Exercise instructions: Extract all lines that hold the string "pressure".

Dataset extract:
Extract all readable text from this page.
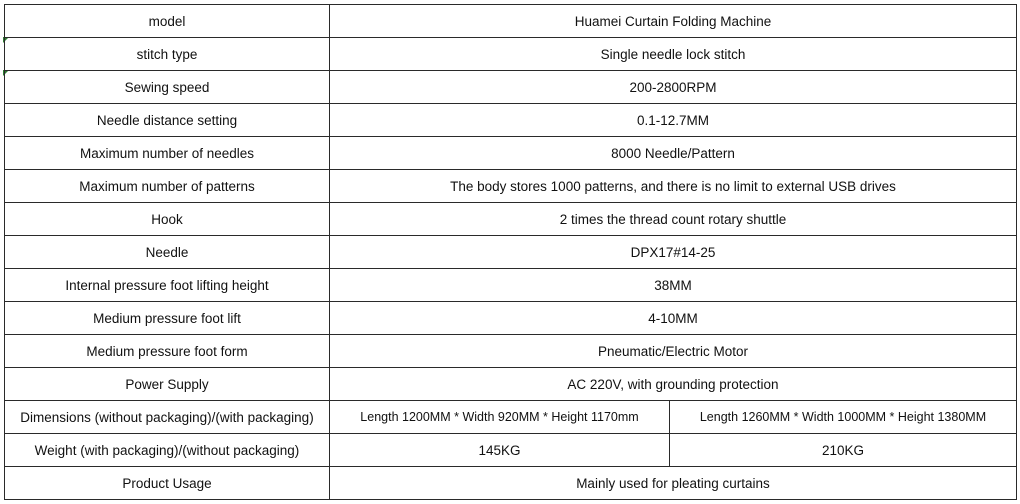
model	Huamei Curtain Folding Machine	
stitch type	Single needle lock stitch	
Sewing speed	200-2800RPM	
Needle distance setting	0.1-12.7MM	
Maximum number of needles	8000 Needle/Pattern	
Maximum number of patterns	The body stores 1000 patterns, and there is no limit to external USB drives	
Hook	2 times the thread count rotary shuttle	
Needle	DPX17#14-25	
Internal pressure foot lifting height	38MM	
Medium pressure foot lift	4-10MM	
Medium pressure foot form	Pneumatic/Electric Motor	
Power Supply	AC 220V, with grounding protection	
Dimensions (without packaging)/(with packaging)	Length 1200MM * Width 920MM * Height 1170mm	Length 1260MM * Width 1000MM * Height 1380MM
Weight (with packaging)/(without packaging)	145KG	210KG
Product Usage	Mainly used for pleating curtains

Expected answer:
Internal pressure foot lifting height	38MM	
Medium pressure foot lift	4-10MM	
Medium pressure foot form	Pneumatic/Electric Motor	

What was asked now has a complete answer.